Search the data below for the word "user" and copy each line that holds it.

━━━━━ INFORMATION PROVIDED ━━━━━

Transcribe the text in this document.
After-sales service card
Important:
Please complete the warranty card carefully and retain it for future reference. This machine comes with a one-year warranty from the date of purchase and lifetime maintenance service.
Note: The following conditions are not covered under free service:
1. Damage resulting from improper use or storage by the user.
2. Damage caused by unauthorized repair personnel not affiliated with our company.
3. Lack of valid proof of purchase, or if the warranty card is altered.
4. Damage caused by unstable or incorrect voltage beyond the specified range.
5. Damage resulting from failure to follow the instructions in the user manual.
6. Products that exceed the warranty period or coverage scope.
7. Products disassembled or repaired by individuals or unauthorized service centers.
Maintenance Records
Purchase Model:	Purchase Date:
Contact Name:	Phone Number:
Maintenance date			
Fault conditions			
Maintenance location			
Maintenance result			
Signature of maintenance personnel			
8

━━━━━
━━━━━ INFORMATION PROVIDED ━━━━━

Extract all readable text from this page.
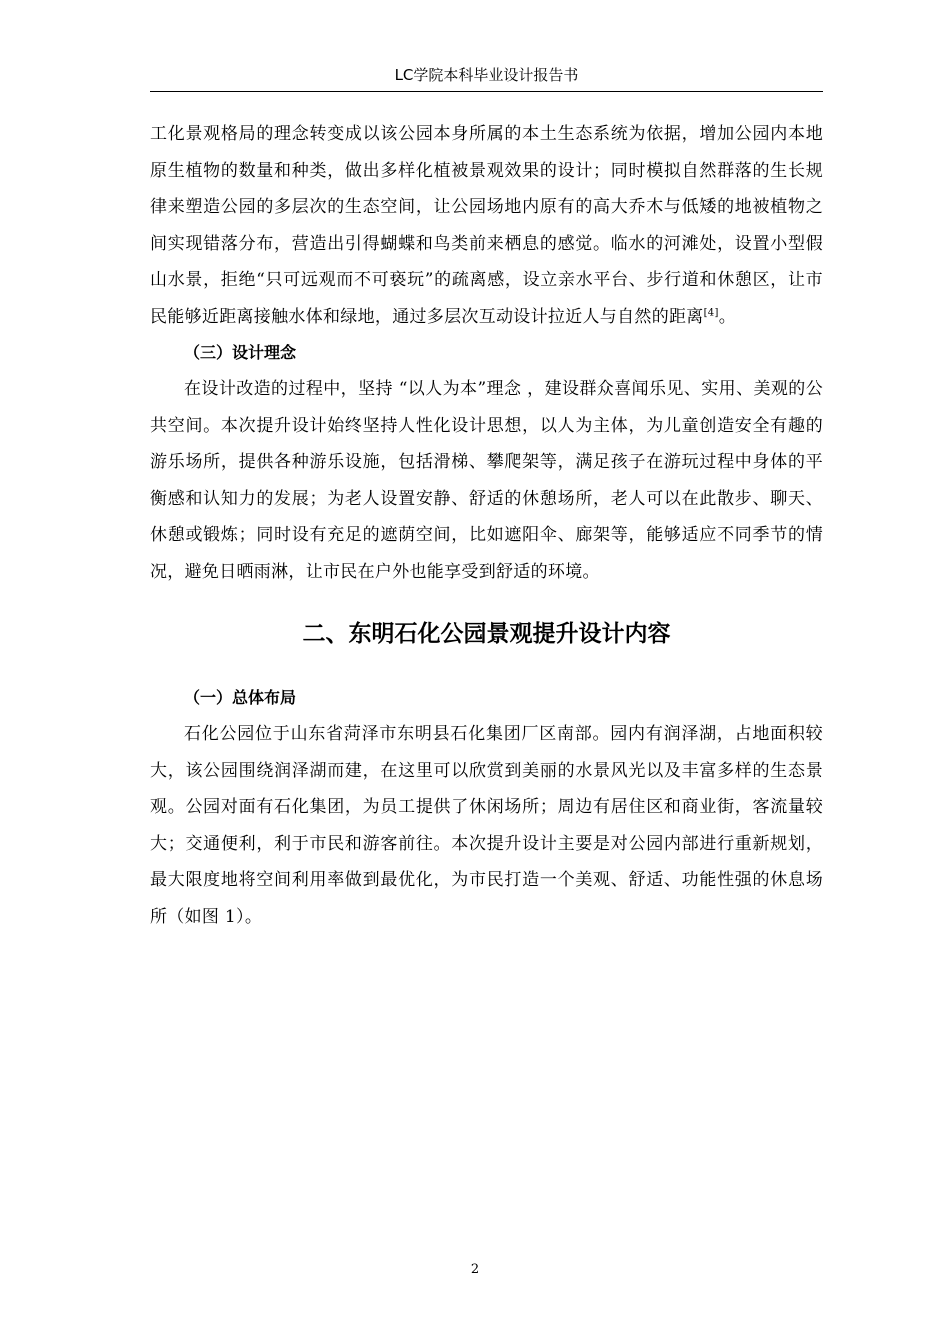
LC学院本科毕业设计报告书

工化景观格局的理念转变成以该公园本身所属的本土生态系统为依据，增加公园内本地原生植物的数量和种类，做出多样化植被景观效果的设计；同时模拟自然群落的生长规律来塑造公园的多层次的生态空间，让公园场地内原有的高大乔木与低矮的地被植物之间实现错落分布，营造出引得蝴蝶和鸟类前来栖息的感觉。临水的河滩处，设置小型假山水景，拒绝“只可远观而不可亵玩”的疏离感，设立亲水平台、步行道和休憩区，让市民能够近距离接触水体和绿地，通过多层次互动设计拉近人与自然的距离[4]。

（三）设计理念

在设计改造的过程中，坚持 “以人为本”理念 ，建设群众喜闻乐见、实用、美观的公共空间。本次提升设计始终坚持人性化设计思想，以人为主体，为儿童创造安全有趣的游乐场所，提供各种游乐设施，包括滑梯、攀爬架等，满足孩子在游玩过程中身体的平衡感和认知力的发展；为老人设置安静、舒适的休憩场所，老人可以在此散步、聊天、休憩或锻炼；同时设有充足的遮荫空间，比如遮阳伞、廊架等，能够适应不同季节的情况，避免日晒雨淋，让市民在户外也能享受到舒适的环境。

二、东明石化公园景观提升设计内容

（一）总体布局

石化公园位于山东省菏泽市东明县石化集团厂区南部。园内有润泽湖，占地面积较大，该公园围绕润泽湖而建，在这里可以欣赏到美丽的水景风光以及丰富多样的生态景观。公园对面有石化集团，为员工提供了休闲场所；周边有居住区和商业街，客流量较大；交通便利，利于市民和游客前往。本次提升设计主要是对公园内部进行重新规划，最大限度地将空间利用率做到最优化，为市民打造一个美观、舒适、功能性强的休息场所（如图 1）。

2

━━━━━

> **SOLUTION TO THE EXERCISE**
1. Damage resulting from improper use or storage by the user.
5. Damage resulting from failure to follow the instructions in the user manual.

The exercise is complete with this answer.